Show all lines holding "content".
>> start
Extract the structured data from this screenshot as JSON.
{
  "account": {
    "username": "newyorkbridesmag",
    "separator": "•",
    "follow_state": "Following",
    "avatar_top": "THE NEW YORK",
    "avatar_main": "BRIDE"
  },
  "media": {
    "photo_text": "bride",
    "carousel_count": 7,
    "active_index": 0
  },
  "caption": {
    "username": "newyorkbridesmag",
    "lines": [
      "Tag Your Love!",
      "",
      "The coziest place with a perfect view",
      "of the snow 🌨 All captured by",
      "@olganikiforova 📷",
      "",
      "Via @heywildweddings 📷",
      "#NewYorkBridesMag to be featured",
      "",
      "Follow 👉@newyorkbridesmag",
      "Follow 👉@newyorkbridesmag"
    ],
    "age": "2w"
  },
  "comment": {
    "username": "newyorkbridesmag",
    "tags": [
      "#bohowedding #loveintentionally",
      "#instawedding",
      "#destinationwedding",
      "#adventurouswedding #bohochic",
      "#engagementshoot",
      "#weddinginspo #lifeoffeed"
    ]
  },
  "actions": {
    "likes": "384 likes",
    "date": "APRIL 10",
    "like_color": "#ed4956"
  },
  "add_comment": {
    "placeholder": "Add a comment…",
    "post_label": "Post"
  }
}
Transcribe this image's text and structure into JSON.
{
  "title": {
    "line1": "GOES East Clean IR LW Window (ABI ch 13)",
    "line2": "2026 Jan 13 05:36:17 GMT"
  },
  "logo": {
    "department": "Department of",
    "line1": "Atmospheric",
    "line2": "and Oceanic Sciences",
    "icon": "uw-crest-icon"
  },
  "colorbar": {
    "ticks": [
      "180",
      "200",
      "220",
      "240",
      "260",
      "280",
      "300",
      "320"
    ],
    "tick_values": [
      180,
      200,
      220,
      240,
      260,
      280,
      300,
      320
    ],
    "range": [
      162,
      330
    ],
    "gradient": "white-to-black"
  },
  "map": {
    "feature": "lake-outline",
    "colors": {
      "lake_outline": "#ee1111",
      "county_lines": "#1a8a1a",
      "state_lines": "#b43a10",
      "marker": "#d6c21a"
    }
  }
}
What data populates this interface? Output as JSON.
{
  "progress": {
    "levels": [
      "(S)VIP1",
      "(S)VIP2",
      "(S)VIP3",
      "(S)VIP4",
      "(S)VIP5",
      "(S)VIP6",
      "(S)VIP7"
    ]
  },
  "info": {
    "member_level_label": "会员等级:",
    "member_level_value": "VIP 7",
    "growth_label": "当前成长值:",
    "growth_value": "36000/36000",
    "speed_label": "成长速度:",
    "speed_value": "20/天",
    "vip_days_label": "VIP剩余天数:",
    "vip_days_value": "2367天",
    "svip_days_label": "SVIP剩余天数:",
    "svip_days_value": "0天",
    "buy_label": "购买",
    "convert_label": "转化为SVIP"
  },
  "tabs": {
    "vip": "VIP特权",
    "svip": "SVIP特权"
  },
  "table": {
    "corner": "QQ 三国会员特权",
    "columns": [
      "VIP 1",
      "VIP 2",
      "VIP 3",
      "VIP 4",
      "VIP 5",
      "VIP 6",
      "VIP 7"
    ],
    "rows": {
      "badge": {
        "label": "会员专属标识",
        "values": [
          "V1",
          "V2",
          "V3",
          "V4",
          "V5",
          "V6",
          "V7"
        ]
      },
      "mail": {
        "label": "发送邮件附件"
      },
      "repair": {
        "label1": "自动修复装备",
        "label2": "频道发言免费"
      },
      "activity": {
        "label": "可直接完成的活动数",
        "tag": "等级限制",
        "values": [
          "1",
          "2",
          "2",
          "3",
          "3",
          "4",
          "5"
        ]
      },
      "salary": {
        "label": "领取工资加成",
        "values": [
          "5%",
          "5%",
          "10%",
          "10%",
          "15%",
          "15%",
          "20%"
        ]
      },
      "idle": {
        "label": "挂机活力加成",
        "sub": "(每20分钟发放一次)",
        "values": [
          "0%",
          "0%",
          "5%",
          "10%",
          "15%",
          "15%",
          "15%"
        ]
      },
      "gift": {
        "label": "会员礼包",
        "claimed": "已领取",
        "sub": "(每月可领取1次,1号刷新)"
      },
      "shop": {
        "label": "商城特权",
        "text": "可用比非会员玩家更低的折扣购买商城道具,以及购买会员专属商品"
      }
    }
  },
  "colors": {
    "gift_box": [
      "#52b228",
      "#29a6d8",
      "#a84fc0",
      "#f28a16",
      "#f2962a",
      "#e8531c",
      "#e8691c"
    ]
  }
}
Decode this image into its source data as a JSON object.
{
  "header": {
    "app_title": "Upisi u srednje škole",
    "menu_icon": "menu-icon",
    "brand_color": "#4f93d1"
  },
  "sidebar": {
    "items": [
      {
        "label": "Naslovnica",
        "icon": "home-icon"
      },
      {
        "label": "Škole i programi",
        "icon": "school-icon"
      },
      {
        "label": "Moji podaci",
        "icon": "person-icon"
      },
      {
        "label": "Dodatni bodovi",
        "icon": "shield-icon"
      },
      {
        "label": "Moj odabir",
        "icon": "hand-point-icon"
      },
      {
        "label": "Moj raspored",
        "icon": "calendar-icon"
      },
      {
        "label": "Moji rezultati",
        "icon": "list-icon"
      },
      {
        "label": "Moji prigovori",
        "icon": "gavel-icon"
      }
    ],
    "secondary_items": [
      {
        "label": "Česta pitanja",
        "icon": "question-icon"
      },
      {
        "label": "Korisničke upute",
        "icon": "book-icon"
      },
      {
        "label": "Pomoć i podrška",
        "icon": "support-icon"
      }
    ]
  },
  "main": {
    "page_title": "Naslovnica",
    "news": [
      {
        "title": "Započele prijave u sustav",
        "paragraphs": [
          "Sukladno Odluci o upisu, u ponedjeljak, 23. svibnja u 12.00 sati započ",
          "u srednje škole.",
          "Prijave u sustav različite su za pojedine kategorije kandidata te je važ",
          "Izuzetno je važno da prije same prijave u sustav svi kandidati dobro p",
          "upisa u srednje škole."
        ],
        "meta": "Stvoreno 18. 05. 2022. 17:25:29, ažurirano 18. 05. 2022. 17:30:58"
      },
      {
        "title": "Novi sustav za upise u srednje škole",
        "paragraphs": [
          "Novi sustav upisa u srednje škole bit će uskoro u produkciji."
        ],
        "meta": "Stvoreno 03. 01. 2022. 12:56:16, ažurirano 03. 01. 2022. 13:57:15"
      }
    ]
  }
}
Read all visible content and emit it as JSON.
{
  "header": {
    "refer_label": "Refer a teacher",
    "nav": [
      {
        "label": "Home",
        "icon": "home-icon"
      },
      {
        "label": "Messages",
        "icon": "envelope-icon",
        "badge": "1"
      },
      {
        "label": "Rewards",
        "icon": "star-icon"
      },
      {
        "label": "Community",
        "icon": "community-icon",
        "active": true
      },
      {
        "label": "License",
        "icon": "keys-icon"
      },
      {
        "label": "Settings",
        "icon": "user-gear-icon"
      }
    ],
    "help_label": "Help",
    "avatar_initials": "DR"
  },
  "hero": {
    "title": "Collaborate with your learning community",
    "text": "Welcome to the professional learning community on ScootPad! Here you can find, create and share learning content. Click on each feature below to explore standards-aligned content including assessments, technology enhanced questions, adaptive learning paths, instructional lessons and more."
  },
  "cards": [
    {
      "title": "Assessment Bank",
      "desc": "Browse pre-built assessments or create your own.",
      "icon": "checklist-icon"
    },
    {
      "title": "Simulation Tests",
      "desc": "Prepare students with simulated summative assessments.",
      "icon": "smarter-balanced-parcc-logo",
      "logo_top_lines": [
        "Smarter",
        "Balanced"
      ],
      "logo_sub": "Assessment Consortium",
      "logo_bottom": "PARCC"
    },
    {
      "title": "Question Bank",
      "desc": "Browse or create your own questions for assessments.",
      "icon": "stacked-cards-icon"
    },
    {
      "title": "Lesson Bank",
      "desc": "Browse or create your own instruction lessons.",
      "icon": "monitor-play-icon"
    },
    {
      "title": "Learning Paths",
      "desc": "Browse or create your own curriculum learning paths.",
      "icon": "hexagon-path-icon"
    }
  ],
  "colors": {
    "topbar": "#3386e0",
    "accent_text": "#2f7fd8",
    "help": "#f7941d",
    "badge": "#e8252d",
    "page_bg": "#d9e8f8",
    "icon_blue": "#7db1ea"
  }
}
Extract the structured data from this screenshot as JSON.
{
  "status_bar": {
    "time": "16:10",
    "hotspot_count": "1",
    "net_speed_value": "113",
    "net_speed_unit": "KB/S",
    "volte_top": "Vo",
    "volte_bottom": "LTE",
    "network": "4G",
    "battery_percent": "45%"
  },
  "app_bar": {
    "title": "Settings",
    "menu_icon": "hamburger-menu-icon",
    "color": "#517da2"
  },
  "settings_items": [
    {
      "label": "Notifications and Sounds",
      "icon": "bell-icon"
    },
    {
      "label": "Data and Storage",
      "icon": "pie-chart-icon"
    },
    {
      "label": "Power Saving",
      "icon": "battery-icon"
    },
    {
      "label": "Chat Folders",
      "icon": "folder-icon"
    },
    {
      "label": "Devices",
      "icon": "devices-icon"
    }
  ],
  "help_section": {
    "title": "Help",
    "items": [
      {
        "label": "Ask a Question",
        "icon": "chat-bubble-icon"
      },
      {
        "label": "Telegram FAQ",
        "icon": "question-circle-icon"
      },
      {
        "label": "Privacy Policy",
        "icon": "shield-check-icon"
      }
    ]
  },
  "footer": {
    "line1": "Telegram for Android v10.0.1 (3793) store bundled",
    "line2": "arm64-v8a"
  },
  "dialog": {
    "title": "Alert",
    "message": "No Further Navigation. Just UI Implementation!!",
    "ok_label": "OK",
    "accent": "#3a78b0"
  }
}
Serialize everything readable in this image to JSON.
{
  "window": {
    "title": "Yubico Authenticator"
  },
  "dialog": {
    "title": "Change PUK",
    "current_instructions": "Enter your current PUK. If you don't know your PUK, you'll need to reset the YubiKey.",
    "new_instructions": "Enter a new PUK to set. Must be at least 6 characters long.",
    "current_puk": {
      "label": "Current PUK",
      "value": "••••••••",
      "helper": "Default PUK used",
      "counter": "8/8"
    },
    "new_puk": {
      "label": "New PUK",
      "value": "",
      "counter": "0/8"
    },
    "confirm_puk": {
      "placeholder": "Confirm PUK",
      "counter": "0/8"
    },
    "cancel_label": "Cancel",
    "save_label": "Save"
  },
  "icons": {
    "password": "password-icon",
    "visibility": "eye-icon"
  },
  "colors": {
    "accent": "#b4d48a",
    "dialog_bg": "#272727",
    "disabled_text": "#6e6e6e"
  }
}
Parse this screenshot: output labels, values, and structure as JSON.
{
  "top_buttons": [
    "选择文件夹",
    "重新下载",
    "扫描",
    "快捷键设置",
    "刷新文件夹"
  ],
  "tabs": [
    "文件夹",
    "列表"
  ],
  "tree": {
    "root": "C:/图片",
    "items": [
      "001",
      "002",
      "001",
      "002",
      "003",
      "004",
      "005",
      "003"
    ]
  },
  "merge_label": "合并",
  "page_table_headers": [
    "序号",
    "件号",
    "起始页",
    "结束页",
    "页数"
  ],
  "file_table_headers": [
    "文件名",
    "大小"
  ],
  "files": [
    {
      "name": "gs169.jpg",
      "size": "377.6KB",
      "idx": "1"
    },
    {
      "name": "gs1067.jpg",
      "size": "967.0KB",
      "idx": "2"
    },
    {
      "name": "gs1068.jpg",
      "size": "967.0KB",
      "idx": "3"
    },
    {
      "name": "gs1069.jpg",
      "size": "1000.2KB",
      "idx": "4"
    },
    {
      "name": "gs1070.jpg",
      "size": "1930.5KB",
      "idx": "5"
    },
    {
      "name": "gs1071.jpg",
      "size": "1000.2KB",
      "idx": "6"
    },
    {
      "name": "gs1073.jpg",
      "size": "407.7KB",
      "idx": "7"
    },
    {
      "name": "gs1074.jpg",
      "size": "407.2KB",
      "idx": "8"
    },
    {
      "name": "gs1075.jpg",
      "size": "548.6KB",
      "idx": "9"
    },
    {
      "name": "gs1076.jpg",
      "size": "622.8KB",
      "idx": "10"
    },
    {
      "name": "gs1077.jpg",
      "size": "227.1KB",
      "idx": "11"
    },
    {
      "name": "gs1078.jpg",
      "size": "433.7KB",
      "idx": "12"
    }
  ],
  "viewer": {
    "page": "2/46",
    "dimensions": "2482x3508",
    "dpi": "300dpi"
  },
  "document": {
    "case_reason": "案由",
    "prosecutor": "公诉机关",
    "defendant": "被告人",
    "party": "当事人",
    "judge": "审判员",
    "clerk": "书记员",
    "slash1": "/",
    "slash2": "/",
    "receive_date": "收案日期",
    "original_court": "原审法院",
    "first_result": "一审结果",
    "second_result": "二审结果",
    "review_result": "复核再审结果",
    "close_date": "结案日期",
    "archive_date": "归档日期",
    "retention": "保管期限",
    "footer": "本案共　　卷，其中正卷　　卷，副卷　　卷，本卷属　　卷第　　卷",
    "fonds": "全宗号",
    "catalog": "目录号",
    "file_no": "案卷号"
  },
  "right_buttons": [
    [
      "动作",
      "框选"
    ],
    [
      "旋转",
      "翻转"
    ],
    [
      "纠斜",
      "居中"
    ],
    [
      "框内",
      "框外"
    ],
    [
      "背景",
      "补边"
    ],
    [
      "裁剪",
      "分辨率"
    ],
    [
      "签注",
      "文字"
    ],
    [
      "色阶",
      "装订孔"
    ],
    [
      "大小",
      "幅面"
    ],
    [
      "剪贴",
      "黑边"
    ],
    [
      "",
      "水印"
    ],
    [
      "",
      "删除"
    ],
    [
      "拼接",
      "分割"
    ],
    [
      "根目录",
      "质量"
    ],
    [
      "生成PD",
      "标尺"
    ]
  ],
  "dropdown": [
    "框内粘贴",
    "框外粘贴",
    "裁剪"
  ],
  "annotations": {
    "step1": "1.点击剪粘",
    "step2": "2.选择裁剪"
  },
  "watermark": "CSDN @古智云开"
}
>> end
Final answer
Read all visible content and emit it as JSON.
    "text": "Welcome to the professional learning community on ScootPad! Here you can find, create and share learning content. Click on each feature below to explore standards-aligned content including assessments, technology enhanced questions, adaptive learning paths, instructional lessons and more."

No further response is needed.